┌─ Provided passage
Discussion:
An urn walks into a bar...
r***@gmail.com
2015-09-23 20:06:33 UTC
Raw Message
You're given an urn, full of red and black marbles, and
the following information:

i) If you draw a single marble, it will be red or black, 50-50
ii) If you draw a pair of marbles (from the full urn), and
they're matched colors, then draw another pair, the
second pair will match with 50-50 chance. (not
necessarily the same color as the first)

How many marbles in the urn?

--
Rich
Arturo Magidin
2015-09-23 20:34:02 UTC
Raw Message
Post by r***@gmail.com
You're given an urn, full of red and black marbles, and
i) If you draw a single marble, it will be red or black, 50-50
ii) If you draw a pair of marbles (from the full urn), and
they're matched colors, then draw another pair, the
second pair will match with 50-50 chance. (not
necessarily the same color as the first)
How many marbles in the urn?
Condition (i) tells you that the number r of red marbles and the number b of black marbles is the same: r=b.

So let 2n=r+b be the total number of marbles.

From condition (ii), the number of ways to pick a matched pair among the remaining (r-2)+b balls is the same as the number of ways of picking an unmatched pair.

The number of ways of picking a matching pair is
((r-2) choose 2) + (b choose 2)). The total number of ways of picking a pair is ((n-2) choose 2). So you want

((r-2)choose 2) + (b choose 2)) = ((n-2) choose 2) - ((r-2)choose 2) - (b choose 2).

Using b=r and n=2r, you get

2( [(r-2)(r-3)/2] + (r(r-1)/2)) = (2r-2)(2r-3)/2.

( r^2-5r + 6 + r^2 - r) = (4r^2 - 10r + 6)/2

2r^2 - 6r + 6 = 2r^2 - 5r + 3
r = 3.

So there are 6 marbles, three are red, and three are black.

Indeed, note that if that is the case, the odds of picking a red marble is 3/6 = 1/2, and the odds of picking a black marble are 3/6 = 1/2.

And if you pick two marbles of the same color, say red, then there remain in the urn 1 red marble and 3 black marbles. There are (4 choose 2) = 6 possible draws of a pair; three of these involve a red and a black marble, and three involve two black marbles, so the odds that the second pair will match is 1/2.
--
Arturo Magidin
r***@gmail.com
2015-09-24 21:45:21 UTC
Raw Message
Post by Arturo Magidin
Post by r***@gmail.com
You're given an urn, full of red and black marbles, and
i) If you draw a single marble, it will be red or black, 50-50
ii) If you draw a pair of marbles (from the full urn), and
they're matched colors, then draw another pair, the
second pair will match with 50-50 chance. (not
necessarily the same color as the first)
└─
┌─ Extracted information
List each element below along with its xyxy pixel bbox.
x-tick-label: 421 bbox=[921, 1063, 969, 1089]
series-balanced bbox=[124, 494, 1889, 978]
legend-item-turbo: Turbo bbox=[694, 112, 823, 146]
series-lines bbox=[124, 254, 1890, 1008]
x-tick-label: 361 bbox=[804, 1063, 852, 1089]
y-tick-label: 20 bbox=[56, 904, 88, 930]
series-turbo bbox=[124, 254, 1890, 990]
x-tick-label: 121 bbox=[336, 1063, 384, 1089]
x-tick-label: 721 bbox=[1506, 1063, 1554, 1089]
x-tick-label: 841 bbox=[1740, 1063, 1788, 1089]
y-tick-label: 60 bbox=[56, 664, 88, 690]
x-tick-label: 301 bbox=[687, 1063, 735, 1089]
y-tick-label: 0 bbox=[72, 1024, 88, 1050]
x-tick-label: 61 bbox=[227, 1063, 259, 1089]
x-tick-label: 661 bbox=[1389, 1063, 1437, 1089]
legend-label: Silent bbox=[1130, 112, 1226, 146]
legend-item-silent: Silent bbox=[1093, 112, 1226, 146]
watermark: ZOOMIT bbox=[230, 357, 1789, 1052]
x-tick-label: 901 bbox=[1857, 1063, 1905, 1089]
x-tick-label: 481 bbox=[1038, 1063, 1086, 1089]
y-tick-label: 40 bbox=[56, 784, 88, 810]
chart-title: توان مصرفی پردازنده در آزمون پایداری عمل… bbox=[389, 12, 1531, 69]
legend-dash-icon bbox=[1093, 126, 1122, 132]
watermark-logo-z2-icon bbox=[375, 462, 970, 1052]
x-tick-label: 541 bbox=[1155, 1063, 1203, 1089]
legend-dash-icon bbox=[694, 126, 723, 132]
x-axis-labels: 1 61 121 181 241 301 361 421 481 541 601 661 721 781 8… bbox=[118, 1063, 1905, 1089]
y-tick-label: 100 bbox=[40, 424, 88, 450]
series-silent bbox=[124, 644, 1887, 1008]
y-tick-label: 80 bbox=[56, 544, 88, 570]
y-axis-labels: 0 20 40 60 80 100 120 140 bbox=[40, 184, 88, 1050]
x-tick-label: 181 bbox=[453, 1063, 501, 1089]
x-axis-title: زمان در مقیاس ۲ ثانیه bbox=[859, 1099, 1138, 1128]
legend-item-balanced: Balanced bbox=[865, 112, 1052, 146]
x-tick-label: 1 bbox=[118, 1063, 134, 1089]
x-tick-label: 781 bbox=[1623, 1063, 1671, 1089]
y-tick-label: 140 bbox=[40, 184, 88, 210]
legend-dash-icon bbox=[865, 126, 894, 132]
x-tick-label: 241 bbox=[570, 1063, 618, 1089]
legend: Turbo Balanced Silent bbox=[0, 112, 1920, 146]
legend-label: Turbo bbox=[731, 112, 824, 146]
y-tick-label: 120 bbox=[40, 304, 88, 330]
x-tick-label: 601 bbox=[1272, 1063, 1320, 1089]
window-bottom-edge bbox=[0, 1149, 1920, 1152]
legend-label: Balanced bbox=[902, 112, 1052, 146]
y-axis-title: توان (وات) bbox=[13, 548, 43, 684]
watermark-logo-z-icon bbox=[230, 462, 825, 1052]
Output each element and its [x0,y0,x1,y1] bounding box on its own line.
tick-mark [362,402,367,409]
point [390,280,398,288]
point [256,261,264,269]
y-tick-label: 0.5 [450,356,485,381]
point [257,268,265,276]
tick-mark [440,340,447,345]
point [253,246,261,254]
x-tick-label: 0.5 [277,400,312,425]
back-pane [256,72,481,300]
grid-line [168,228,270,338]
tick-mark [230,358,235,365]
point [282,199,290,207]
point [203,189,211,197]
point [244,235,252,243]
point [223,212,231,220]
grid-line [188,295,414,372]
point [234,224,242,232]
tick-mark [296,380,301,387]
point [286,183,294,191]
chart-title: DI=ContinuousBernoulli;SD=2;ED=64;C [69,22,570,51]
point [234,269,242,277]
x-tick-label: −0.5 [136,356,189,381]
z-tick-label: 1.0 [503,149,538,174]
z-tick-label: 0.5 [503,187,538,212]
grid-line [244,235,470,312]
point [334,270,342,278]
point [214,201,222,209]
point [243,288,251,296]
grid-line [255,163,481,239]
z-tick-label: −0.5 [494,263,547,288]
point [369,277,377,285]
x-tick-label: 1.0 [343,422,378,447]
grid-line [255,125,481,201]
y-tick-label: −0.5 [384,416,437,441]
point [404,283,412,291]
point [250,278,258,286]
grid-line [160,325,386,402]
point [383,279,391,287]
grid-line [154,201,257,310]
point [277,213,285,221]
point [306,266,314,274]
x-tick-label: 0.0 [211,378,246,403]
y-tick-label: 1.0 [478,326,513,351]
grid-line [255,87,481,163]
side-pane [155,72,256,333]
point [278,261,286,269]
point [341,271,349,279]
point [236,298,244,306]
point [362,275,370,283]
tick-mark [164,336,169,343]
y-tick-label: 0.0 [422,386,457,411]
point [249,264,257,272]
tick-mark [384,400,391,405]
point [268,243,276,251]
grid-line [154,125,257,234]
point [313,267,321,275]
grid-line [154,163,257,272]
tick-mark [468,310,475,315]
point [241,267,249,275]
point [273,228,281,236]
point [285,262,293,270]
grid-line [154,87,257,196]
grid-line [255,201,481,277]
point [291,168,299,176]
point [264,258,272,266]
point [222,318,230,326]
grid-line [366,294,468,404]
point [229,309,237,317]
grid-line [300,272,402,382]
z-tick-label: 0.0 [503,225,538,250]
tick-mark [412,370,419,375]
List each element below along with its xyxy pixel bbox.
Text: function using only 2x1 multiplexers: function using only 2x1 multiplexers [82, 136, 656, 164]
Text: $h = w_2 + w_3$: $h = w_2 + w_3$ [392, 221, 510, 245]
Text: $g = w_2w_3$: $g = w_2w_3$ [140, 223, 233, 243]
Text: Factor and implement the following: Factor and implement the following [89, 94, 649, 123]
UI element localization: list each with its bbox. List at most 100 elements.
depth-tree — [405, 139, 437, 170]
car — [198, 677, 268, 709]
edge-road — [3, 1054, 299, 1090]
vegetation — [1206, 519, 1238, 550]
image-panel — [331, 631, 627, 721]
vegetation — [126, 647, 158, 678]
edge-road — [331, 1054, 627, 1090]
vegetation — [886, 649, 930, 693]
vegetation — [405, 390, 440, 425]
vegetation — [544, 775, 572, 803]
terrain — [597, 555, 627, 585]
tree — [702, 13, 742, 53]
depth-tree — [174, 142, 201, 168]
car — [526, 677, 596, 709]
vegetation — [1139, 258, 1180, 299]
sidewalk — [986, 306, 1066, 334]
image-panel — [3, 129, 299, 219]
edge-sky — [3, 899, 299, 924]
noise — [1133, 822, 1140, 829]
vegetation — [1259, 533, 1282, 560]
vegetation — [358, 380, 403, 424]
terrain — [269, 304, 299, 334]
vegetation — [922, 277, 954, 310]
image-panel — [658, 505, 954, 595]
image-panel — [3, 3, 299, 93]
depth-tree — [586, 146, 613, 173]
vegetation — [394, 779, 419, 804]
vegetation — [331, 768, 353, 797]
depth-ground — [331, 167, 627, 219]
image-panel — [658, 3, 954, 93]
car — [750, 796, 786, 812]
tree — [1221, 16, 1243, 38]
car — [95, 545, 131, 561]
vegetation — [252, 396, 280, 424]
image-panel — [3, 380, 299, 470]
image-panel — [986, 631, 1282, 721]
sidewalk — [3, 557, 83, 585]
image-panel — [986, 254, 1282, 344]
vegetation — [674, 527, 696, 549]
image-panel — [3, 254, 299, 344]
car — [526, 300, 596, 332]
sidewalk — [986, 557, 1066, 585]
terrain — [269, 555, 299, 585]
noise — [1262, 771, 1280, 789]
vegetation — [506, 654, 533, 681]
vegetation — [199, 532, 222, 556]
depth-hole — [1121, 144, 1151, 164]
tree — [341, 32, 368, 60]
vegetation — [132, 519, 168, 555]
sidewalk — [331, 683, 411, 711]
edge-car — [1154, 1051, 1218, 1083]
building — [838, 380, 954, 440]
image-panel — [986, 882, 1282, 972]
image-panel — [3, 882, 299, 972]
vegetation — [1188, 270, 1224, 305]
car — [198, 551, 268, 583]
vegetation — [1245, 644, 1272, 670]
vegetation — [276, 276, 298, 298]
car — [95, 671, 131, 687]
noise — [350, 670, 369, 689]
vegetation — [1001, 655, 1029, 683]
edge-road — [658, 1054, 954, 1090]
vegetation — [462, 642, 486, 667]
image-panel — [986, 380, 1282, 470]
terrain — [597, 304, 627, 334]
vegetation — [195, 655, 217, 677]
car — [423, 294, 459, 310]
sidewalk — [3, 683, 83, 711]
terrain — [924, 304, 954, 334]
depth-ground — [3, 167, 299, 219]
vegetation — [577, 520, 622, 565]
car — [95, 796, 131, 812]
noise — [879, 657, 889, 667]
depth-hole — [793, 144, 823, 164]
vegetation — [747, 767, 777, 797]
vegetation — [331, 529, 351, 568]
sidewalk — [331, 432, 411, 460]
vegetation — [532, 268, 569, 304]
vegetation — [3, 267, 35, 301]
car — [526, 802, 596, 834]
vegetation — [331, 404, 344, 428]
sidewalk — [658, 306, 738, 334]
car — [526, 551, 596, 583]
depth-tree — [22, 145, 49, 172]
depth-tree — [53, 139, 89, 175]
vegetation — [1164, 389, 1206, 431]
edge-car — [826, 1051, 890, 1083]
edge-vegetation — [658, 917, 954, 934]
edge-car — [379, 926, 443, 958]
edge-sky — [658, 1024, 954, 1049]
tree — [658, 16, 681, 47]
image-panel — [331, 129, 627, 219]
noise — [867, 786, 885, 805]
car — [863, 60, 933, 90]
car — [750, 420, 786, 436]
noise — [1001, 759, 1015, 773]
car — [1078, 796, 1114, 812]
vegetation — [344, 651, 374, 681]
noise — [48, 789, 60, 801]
└─
Given exercise A >> According to the marble puzzle thread, how many marbles of each color are in the urn?
Given exercise B >> Return the portion of the marble puzzle thread from "Using b=r and" to "are 3/6 = 1/2.".

Answer A >> Three are red and three are black.

Answer B >>
Using b=r and n=2r, you get

2( [(r-2)(r-3)/2] + (r(r-1)/2)) = (2r-2)(2r-3)/2.

( r^2-5r + 6 + r^2 - r) = (4r^2 - 10r + 6)/2

2r^2 - 6r + 6 = 2r^2 - 5r + 3
r = 3.

So there are 6 marbles, three are red, and three are black.

Indeed, note that if that is the case, the odds of picking a red marble is 3/6 = 1/2, and the odds of picking a black marble are 3/6 = 1/2.